## ENTRIES
--- begin ---

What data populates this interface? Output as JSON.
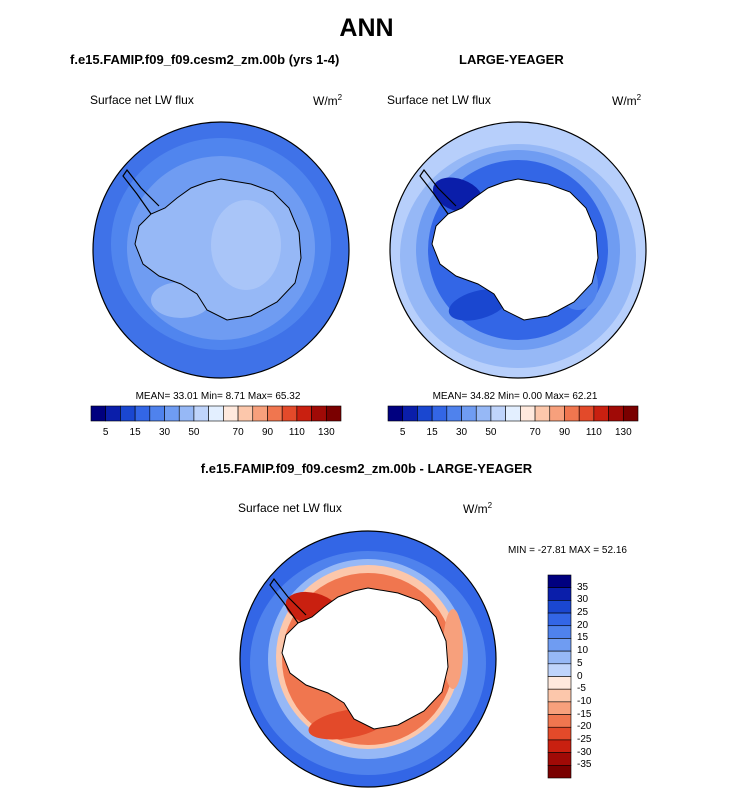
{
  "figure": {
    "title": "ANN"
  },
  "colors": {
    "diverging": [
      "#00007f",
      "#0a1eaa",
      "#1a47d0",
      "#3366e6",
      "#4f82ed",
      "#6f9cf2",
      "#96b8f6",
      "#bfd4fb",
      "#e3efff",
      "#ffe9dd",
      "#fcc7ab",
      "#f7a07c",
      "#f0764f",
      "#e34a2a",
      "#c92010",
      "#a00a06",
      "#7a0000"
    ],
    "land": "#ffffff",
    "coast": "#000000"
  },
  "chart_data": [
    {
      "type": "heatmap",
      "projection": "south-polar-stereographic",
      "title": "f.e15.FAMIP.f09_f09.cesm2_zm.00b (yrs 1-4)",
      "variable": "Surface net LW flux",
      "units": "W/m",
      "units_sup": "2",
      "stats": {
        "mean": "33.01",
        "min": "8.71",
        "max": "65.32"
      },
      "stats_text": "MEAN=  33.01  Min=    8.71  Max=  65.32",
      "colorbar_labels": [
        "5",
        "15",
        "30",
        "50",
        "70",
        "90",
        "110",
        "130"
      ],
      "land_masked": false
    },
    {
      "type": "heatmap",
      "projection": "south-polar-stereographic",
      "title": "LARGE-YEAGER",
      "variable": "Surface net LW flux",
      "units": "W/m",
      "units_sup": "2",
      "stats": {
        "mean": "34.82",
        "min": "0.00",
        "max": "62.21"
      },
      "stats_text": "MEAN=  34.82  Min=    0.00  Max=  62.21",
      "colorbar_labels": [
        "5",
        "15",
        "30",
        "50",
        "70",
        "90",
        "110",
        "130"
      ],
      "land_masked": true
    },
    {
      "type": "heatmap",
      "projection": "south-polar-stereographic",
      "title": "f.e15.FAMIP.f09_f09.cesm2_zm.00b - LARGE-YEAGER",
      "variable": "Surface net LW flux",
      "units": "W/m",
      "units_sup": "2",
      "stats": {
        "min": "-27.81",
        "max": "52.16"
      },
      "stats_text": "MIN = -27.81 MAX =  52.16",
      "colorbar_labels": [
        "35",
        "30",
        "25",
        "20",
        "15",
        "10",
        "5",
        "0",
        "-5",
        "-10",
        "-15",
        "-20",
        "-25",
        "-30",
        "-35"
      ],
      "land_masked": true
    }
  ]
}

--- end ---
--- begin ---

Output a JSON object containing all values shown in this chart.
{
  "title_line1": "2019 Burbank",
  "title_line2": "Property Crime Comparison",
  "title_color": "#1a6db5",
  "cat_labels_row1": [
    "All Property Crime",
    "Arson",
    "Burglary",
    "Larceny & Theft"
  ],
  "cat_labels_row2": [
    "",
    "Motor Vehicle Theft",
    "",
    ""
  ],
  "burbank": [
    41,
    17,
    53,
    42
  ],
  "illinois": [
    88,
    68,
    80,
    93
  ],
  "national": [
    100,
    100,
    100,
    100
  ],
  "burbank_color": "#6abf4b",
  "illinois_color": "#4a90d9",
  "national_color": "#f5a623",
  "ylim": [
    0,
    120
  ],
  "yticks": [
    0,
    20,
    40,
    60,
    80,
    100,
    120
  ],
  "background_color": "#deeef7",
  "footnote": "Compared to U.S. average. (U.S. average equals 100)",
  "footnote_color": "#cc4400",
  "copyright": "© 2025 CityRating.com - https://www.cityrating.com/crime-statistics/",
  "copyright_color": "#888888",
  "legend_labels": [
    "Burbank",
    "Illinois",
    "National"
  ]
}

--- end ---

## YOUR GOAL
In the entries above, count every line containing the word "YEAGER". Write only the total.

## FULL ANSWER
2